>> Begin GIVEN RECORDS
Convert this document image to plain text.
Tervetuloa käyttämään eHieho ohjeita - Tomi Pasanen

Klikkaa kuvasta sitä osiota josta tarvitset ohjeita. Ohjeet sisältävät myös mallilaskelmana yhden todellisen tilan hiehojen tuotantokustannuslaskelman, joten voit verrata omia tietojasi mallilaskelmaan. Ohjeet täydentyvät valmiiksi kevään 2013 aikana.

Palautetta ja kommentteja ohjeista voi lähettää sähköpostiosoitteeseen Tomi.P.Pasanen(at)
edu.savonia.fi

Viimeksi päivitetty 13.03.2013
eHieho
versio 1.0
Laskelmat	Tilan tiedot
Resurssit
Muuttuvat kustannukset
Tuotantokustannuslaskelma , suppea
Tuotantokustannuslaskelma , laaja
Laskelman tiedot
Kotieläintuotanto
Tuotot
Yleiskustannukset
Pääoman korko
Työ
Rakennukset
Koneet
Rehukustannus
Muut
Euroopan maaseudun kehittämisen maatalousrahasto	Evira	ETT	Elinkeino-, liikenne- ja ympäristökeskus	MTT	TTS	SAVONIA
>> End GIVEN RECORDS
>> Begin GIVEN RECORDS
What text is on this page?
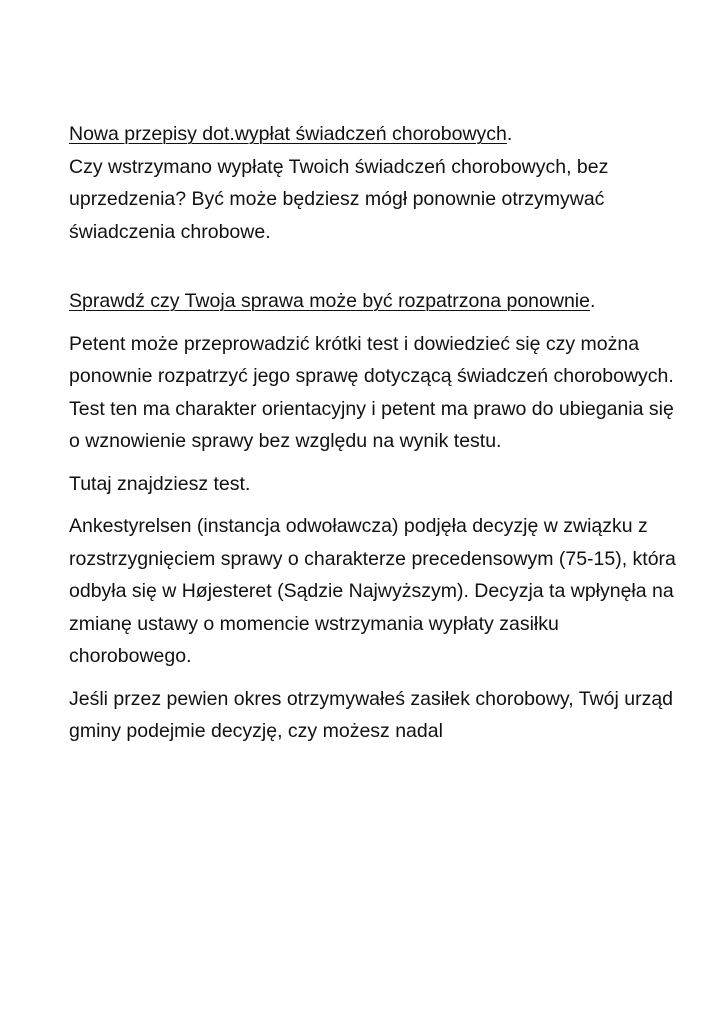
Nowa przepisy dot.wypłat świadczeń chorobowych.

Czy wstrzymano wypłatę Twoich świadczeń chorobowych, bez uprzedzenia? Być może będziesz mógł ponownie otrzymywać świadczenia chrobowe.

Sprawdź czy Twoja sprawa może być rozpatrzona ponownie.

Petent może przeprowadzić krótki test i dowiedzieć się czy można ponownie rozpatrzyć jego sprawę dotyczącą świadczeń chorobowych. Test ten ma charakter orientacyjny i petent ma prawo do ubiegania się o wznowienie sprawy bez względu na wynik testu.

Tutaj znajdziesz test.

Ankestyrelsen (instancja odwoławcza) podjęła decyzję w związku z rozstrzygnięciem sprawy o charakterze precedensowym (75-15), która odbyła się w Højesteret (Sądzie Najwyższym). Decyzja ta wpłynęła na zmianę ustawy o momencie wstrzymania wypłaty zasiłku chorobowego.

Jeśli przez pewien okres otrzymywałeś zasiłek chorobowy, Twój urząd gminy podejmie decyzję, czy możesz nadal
>> End GIVEN RECORDS
>> Begin GIVEN RECORDS
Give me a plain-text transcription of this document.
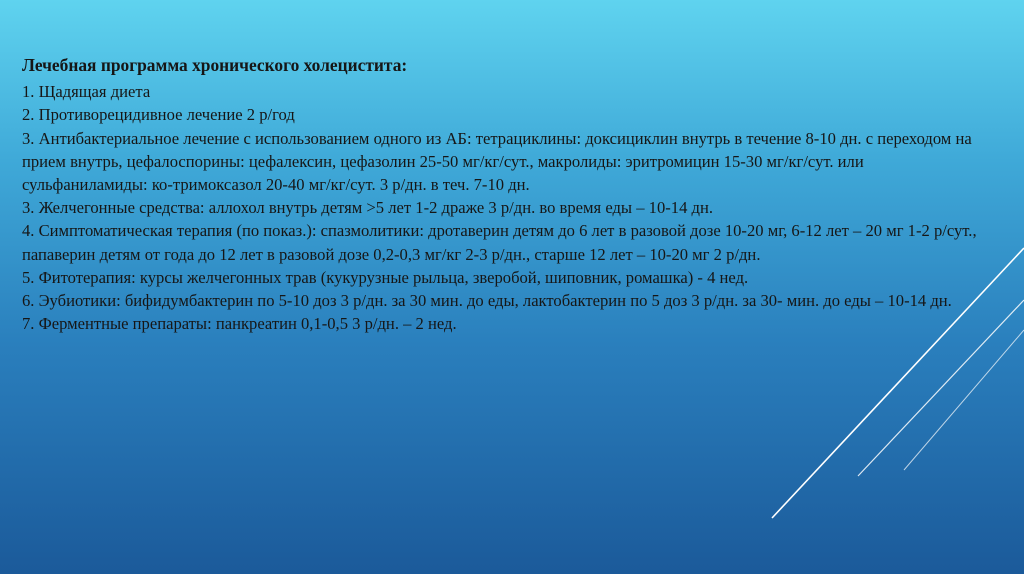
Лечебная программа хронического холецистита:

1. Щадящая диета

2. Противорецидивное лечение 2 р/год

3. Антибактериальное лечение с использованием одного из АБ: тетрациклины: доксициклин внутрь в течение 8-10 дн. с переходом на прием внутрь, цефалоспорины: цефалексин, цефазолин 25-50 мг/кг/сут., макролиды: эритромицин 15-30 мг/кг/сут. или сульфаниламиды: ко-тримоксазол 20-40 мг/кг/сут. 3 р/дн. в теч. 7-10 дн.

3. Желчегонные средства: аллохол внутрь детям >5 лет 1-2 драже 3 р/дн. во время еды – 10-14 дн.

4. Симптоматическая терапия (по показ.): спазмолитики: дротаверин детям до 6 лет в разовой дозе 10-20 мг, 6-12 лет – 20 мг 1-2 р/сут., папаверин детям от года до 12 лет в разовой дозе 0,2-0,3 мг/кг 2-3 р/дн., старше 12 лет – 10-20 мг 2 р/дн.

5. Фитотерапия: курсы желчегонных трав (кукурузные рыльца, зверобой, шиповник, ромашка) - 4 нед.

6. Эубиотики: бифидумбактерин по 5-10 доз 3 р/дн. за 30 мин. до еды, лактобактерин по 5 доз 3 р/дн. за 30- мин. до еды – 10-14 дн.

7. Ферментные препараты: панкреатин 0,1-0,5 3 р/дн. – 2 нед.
>> End GIVEN RECORDS
### PROMPT
Whichever lines contain the string "tiedot", select and copy them.

### SOLUTION TO THIS EXERCISE
Laskelmat	Tilan tiedot
Laskelman tiedot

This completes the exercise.